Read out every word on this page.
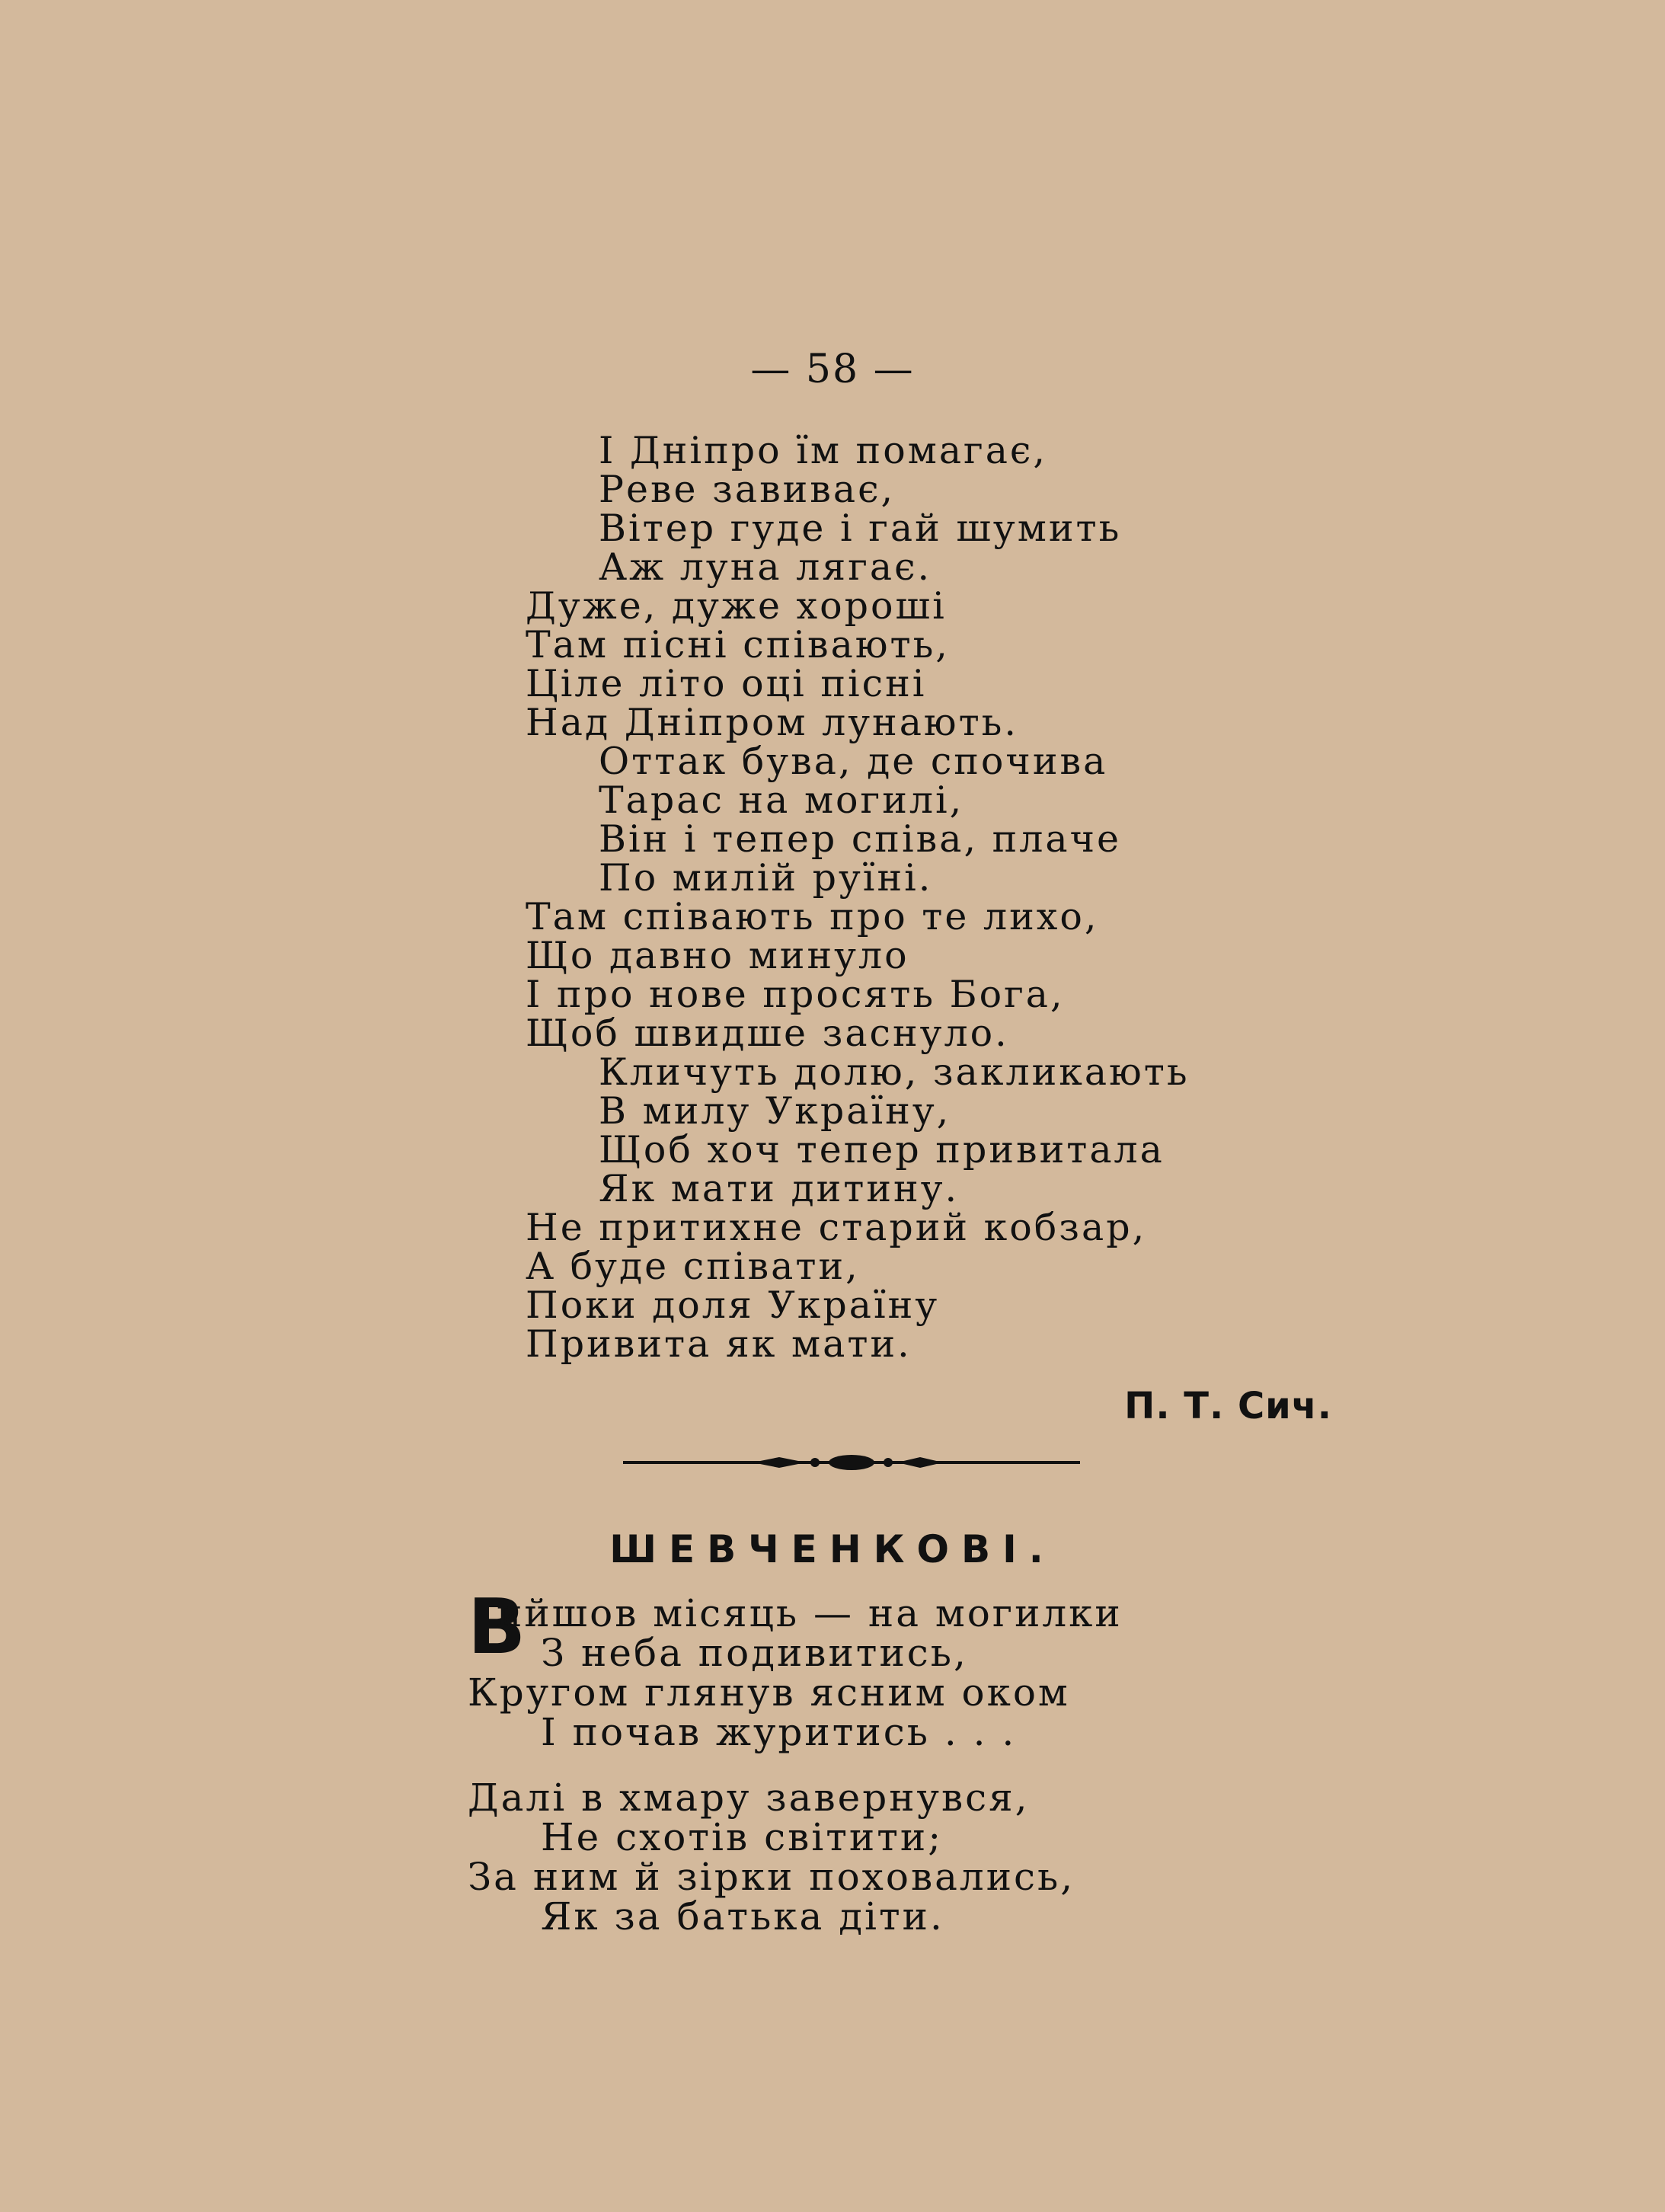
— 58 —
І Дніпро їм помагає,
Реве завиває,
Вітер гуде і гай шумить
Аж луна лягає.
Дуже, дуже хороші
Там пісні співають,
Ціле літо оці пісні
Над Дніпром лунають.
Оттак бува, де спочива
Тарас на могилі,
Він і тепер співа, плаче
По милій руїні.
Там співають про те лихо,
Що давно минуло
І про нове просять Бога,
Щоб швидше заснуло.
Кличуть долю, закликають
В милу Україну,
Щоб хоч тепер привитала
Як мати дитину.
Не притихне старий кобзар,
А буде співати,
Поки доля Україну
Привита як мати.
П. Т. Сич.
ШЕВЧЕНКОВІ.
Вийшов місяць — на могилки
З неба подивитись,
Кругом глянув ясним оком
І почав журитись . . .
Далі в хмару завернувся,
Не схотів світити;
За ним й зірки поховались,
Як за батька діти.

========================

Work to be completed ▸ All of the entries above should be duplicated exactly, except for the pictures.

Full response ▸
Read out every word on this page.
— 58 —
І Дніпро їм помагає,
Реве завиває,
Вітер гуде і гай шумить
Аж луна лягає.
Дуже, дуже хороші
Там пісні співають,
Ціле літо оці пісні
Над Дніпром лунають.
Оттак бува, де спочива
Тарас на могилі,
Він і тепер співа, плаче
По милій руїні.
Там співають про те лихо,
Що давно минуло
І про нове просять Бога,
Щоб швидше заснуло.
Кличуть долю, закликають
В милу Україну,
Щоб хоч тепер привитала
Як мати дитину.
Не притихне старий кобзар,
А буде співати,
Поки доля Україну
Привита як мати.
П. Т. Сич.
ШЕВЧЕНКОВІ.
Вийшов місяць — на могилки
З неба подивитись,
Кругом глянув ясним оком
І почав журитись . . .
Далі в хмару завернувся,
Не схотів світити;
За ним й зірки поховались,
Як за батька діти.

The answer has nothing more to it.